§ **Stated goal**
Please list all lines of the material below in which the string "Thermal" occurs.

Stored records
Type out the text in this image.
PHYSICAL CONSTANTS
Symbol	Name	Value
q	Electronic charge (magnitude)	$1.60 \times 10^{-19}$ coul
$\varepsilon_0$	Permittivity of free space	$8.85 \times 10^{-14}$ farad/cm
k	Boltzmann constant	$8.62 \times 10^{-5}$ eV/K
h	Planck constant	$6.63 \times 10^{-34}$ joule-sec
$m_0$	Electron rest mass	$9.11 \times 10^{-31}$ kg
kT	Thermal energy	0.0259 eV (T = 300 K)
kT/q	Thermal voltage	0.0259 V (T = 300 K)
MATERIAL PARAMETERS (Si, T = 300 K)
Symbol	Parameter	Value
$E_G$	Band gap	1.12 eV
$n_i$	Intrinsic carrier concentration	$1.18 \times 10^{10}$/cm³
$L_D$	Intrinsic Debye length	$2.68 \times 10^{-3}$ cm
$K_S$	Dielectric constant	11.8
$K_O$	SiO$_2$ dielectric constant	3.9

§ **Response**
kT	Thermal energy	0.0259 eV (T = 300 K)
kT/q	Thermal voltage	0.0259 V (T = 300 K)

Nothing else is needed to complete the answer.